→ Available records:
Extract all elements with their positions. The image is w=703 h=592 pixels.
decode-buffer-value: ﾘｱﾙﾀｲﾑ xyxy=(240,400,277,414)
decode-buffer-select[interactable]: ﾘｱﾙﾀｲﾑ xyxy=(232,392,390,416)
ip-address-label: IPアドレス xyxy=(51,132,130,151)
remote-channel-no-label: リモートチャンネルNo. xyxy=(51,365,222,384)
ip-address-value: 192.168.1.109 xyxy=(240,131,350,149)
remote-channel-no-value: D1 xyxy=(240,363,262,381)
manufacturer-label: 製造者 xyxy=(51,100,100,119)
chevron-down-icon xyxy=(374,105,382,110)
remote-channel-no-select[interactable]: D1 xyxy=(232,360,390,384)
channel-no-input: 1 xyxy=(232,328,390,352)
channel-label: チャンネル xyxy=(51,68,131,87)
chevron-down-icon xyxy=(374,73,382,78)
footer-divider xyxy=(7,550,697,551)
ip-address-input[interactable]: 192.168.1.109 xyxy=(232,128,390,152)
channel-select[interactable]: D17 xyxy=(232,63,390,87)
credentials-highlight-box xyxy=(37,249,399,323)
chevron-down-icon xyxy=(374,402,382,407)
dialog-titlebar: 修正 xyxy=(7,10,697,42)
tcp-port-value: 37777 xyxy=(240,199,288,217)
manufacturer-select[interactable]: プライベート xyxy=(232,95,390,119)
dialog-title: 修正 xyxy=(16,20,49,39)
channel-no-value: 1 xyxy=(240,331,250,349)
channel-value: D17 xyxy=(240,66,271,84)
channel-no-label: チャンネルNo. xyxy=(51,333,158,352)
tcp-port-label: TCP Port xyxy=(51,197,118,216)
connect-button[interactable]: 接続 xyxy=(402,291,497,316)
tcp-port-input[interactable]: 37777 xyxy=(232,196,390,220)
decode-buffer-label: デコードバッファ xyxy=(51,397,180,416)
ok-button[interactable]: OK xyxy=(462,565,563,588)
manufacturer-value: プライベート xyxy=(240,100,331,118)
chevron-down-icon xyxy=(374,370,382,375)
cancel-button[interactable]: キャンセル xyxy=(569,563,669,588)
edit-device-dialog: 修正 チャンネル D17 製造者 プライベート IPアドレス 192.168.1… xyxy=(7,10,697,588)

→ What the task requires:
Please copy out every one of the lines above word for word.

→ Written answer:
Extract all elements with their positions. The image is w=703 h=592 pixels.
decode-buffer-value: ﾘｱﾙﾀｲﾑ xyxy=(240,400,277,414)
decode-buffer-select[interactable]: ﾘｱﾙﾀｲﾑ xyxy=(232,392,390,416)
ip-address-label: IPアドレス xyxy=(51,132,130,151)
remote-channel-no-label: リモートチャンネルNo. xyxy=(51,365,222,384)
ip-address-value: 192.168.1.109 xyxy=(240,131,350,149)
remote-channel-no-value: D1 xyxy=(240,363,262,381)
manufacturer-label: 製造者 xyxy=(51,100,100,119)
chevron-down-icon xyxy=(374,105,382,110)
remote-channel-no-select[interactable]: D1 xyxy=(232,360,390,384)
channel-no-input: 1 xyxy=(232,328,390,352)
channel-label: チャンネル xyxy=(51,68,131,87)
chevron-down-icon xyxy=(374,73,382,78)
footer-divider xyxy=(7,550,697,551)
ip-address-input[interactable]: 192.168.1.109 xyxy=(232,128,390,152)
channel-select[interactable]: D17 xyxy=(232,63,390,87)
credentials-highlight-box xyxy=(37,249,399,323)
chevron-down-icon xyxy=(374,402,382,407)
dialog-titlebar: 修正 xyxy=(7,10,697,42)
tcp-port-value: 37777 xyxy=(240,199,288,217)
manufacturer-select[interactable]: プライベート xyxy=(232,95,390,119)
dialog-title: 修正 xyxy=(16,20,49,39)
channel-no-value: 1 xyxy=(240,331,250,349)
channel-value: D17 xyxy=(240,66,271,84)
channel-no-label: チャンネルNo. xyxy=(51,333,158,352)
tcp-port-label: TCP Port xyxy=(51,197,118,216)
connect-button[interactable]: 接続 xyxy=(402,291,497,316)
tcp-port-input[interactable]: 37777 xyxy=(232,196,390,220)
decode-buffer-label: デコードバッファ xyxy=(51,397,180,416)
ok-button[interactable]: OK xyxy=(462,565,563,588)
manufacturer-value: プライベート xyxy=(240,100,331,118)
chevron-down-icon xyxy=(374,370,382,375)
cancel-button[interactable]: キャンセル xyxy=(569,563,669,588)
edit-device-dialog: 修正 チャンネル D17 製造者 プライベート IPアドレス 192.168.1… xyxy=(7,10,697,588)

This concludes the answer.